[Data items]
* START *
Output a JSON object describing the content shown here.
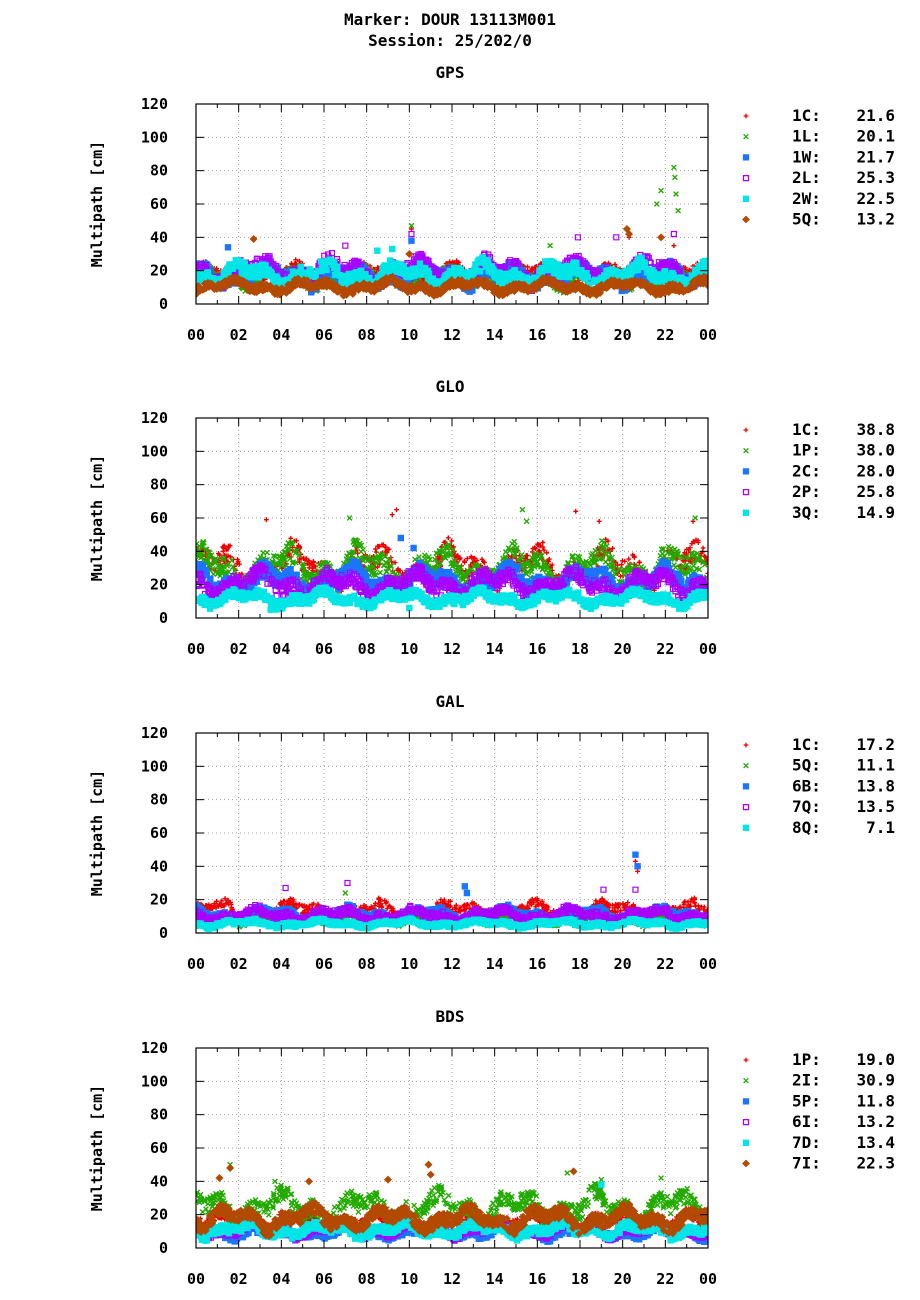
{
  "header": {
    "title_line1": "Marker: DOUR 13113M001",
    "title_line2": "Session: 25/202/0"
  },
  "chart_data": [
    {
      "type": "scatter",
      "title": "GPS",
      "ylabel": "Multipath [cm]",
      "xlabel": "",
      "ylim": [
        0,
        120
      ],
      "yticks": [
        0,
        20,
        40,
        60,
        80,
        100,
        120
      ],
      "xlim": [
        0,
        24
      ],
      "xtick_labels": [
        "00",
        "02",
        "04",
        "06",
        "08",
        "10",
        "12",
        "14",
        "16",
        "18",
        "20",
        "22",
        "00"
      ],
      "grid": true,
      "legend_position": "right",
      "series": [
        {
          "name": "1C",
          "label": "1C:",
          "stat": "21.6",
          "color": "#ee0000",
          "marker": "plus",
          "base": 21.6,
          "spikes": [
            [
              10.1,
              45
            ],
            [
              20.3,
              40
            ],
            [
              22.4,
              35
            ]
          ]
        },
        {
          "name": "1L",
          "label": "1L:",
          "stat": "20.1",
          "color": "#22aa00",
          "marker": "x",
          "base": 20.1,
          "spikes": [
            [
              10.1,
              47
            ],
            [
              16.6,
              35
            ],
            [
              21.6,
              60
            ],
            [
              21.8,
              68
            ],
            [
              22.4,
              82
            ],
            [
              22.45,
              76
            ],
            [
              22.5,
              66
            ],
            [
              22.6,
              56
            ],
            [
              21.4,
              8
            ]
          ]
        },
        {
          "name": "1W",
          "label": "1W:",
          "stat": "21.7",
          "color": "#1a75ff",
          "marker": "square",
          "base": 21.7,
          "spikes": [
            [
              1.5,
              34
            ],
            [
              10.1,
              38
            ]
          ]
        },
        {
          "name": "2L",
          "label": "2L:",
          "stat": "25.3",
          "color": "#aa00ff",
          "marker": "open-square",
          "base": 25.3,
          "spikes": [
            [
              7.0,
              35
            ],
            [
              10.1,
              42
            ],
            [
              17.9,
              40
            ],
            [
              19.7,
              40
            ],
            [
              22.4,
              42
            ]
          ]
        },
        {
          "name": "2W",
          "label": "2W:",
          "stat": "22.5",
          "color": "#00e5e5",
          "marker": "square",
          "base": 22.5,
          "spikes": [
            [
              8.5,
              32
            ],
            [
              9.2,
              33
            ]
          ]
        },
        {
          "name": "5Q",
          "label": "5Q:",
          "stat": "13.2",
          "color": "#b34a00",
          "marker": "diamond",
          "base": 13.2,
          "spikes": [
            [
              2.7,
              39
            ],
            [
              10.0,
              30
            ],
            [
              20.2,
              45
            ],
            [
              20.3,
              42
            ],
            [
              21.8,
              40
            ]
          ]
        }
      ]
    },
    {
      "type": "scatter",
      "title": "GLO",
      "ylabel": "Multipath [cm]",
      "xlabel": "",
      "ylim": [
        0,
        120
      ],
      "yticks": [
        0,
        20,
        40,
        60,
        80,
        100,
        120
      ],
      "xlim": [
        0,
        24
      ],
      "xtick_labels": [
        "00",
        "02",
        "04",
        "06",
        "08",
        "10",
        "12",
        "14",
        "16",
        "18",
        "20",
        "22",
        "00"
      ],
      "grid": true,
      "legend_position": "right",
      "series": [
        {
          "name": "1C",
          "label": "1C:",
          "stat": "38.8",
          "color": "#ee0000",
          "marker": "plus",
          "base": 38.8,
          "spikes": [
            [
              3.3,
              59
            ],
            [
              9.2,
              62
            ],
            [
              9.4,
              65
            ],
            [
              17.8,
              64
            ],
            [
              18.9,
              58
            ],
            [
              23.3,
              58
            ]
          ]
        },
        {
          "name": "1P",
          "label": "1P:",
          "stat": "38.0",
          "color": "#22aa00",
          "marker": "x",
          "base": 38.0,
          "spikes": [
            [
              7.2,
              60
            ],
            [
              15.3,
              65
            ],
            [
              15.5,
              58
            ],
            [
              23.4,
              60
            ]
          ]
        },
        {
          "name": "2C",
          "label": "2C:",
          "stat": "28.0",
          "color": "#1a75ff",
          "marker": "square",
          "base": 28.0,
          "spikes": [
            [
              9.6,
              48
            ],
            [
              10.2,
              42
            ]
          ]
        },
        {
          "name": "2P",
          "label": "2P:",
          "stat": "25.8",
          "color": "#aa00ff",
          "marker": "open-square",
          "base": 25.8,
          "spikes": [
            [
              10.7,
              12
            ]
          ]
        },
        {
          "name": "3Q",
          "label": "3Q:",
          "stat": "14.9",
          "color": "#00e5e5",
          "marker": "square",
          "base": 14.9,
          "spikes": [
            [
              3.5,
              5
            ],
            [
              10.0,
              6
            ]
          ]
        }
      ]
    },
    {
      "type": "scatter",
      "title": "GAL",
      "ylabel": "Multipath [cm]",
      "xlabel": "",
      "ylim": [
        0,
        120
      ],
      "yticks": [
        0,
        20,
        40,
        60,
        80,
        100,
        120
      ],
      "xlim": [
        0,
        24
      ],
      "xtick_labels": [
        "00",
        "02",
        "04",
        "06",
        "08",
        "10",
        "12",
        "14",
        "16",
        "18",
        "20",
        "22",
        "00"
      ],
      "grid": true,
      "legend_position": "right",
      "series": [
        {
          "name": "1C",
          "label": "1C:",
          "stat": "17.2",
          "color": "#ee0000",
          "marker": "plus",
          "base": 17.2,
          "spikes": [
            [
              20.6,
              43
            ],
            [
              20.7,
              37
            ]
          ]
        },
        {
          "name": "5Q",
          "label": "5Q:",
          "stat": "11.1",
          "color": "#22aa00",
          "marker": "x",
          "base": 11.1,
          "spikes": [
            [
              7.0,
              24
            ]
          ]
        },
        {
          "name": "6B",
          "label": "6B:",
          "stat": "13.8",
          "color": "#1a75ff",
          "marker": "square",
          "base": 13.8,
          "spikes": [
            [
              12.6,
              28
            ],
            [
              12.7,
              24
            ],
            [
              20.6,
              47
            ],
            [
              20.7,
              40
            ]
          ]
        },
        {
          "name": "7Q",
          "label": "7Q:",
          "stat": "13.5",
          "color": "#aa00ff",
          "marker": "open-square",
          "base": 13.5,
          "spikes": [
            [
              4.2,
              27
            ],
            [
              7.1,
              30
            ],
            [
              19.1,
              26
            ],
            [
              20.6,
              26
            ]
          ]
        },
        {
          "name": "8Q",
          "label": "8Q:",
          "stat": "7.1",
          "color": "#00e5e5",
          "marker": "square",
          "base": 7.1,
          "spikes": []
        }
      ]
    },
    {
      "type": "scatter",
      "title": "BDS",
      "ylabel": "Multipath [cm]",
      "xlabel": "",
      "ylim": [
        0,
        120
      ],
      "yticks": [
        0,
        20,
        40,
        60,
        80,
        100,
        120
      ],
      "xlim": [
        0,
        24
      ],
      "xtick_labels": [
        "00",
        "02",
        "04",
        "06",
        "08",
        "10",
        "12",
        "14",
        "16",
        "18",
        "20",
        "22",
        "00"
      ],
      "grid": true,
      "legend_position": "right",
      "series": [
        {
          "name": "1P",
          "label": "1P:",
          "stat": "19.0",
          "color": "#ee0000",
          "marker": "plus",
          "base": 19.0,
          "spikes": []
        },
        {
          "name": "2I",
          "label": "2I:",
          "stat": "30.9",
          "color": "#22aa00",
          "marker": "x",
          "base": 30.9,
          "spikes": [
            [
              1.6,
              50
            ],
            [
              3.7,
              40
            ],
            [
              17.4,
              45
            ],
            [
              19.0,
              41
            ],
            [
              21.8,
              42
            ]
          ]
        },
        {
          "name": "5P",
          "label": "5P:",
          "stat": "11.8",
          "color": "#1a75ff",
          "marker": "square",
          "base": 11.8,
          "spikes": []
        },
        {
          "name": "6I",
          "label": "6I:",
          "stat": "13.2",
          "color": "#aa00ff",
          "marker": "open-square",
          "base": 13.2,
          "spikes": []
        },
        {
          "name": "7D",
          "label": "7D:",
          "stat": "13.4",
          "color": "#00e5e5",
          "marker": "square",
          "base": 13.4,
          "spikes": [
            [
              19.0,
              38
            ]
          ]
        },
        {
          "name": "7I",
          "label": "7I:",
          "stat": "22.3",
          "color": "#b34a00",
          "marker": "diamond",
          "base": 22.3,
          "spikes": [
            [
              1.1,
              42
            ],
            [
              1.6,
              48
            ],
            [
              5.3,
              40
            ],
            [
              9.0,
              41
            ],
            [
              10.9,
              50
            ],
            [
              11.0,
              44
            ],
            [
              17.7,
              46
            ]
          ]
        }
      ]
    }
  ]
}
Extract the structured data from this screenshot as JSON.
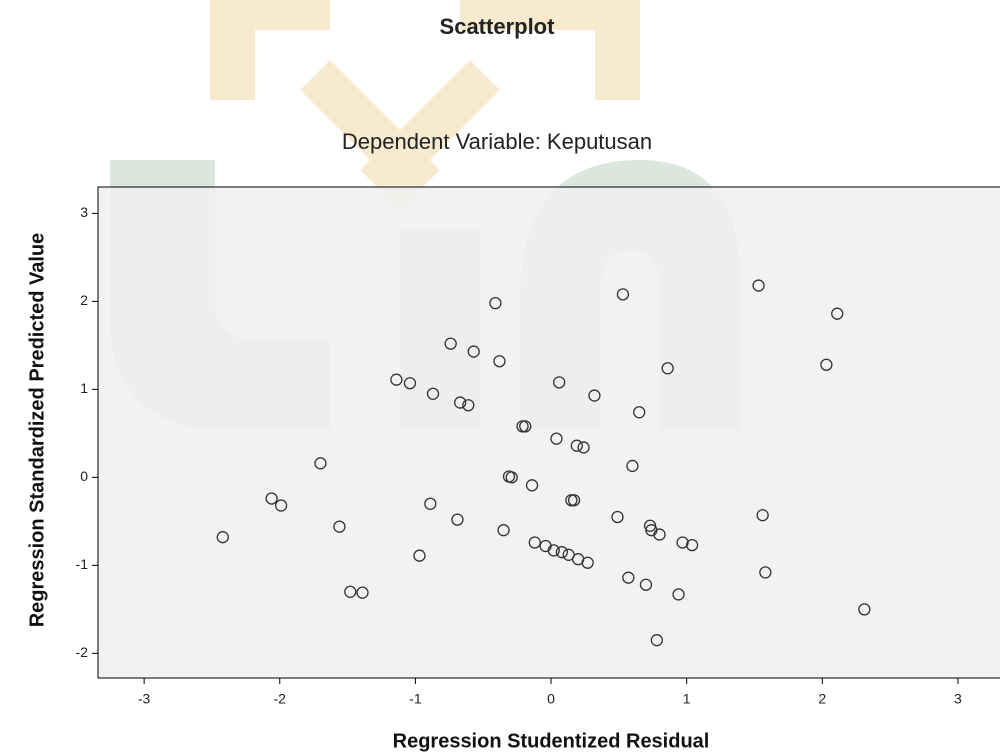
* END *
:: Task instructions ::
Find "JSON". Copy every line it occurs in.

:: Output ::
Output a JSON object describing the content shown here.
Extract the structured data from this screenshot as JSON.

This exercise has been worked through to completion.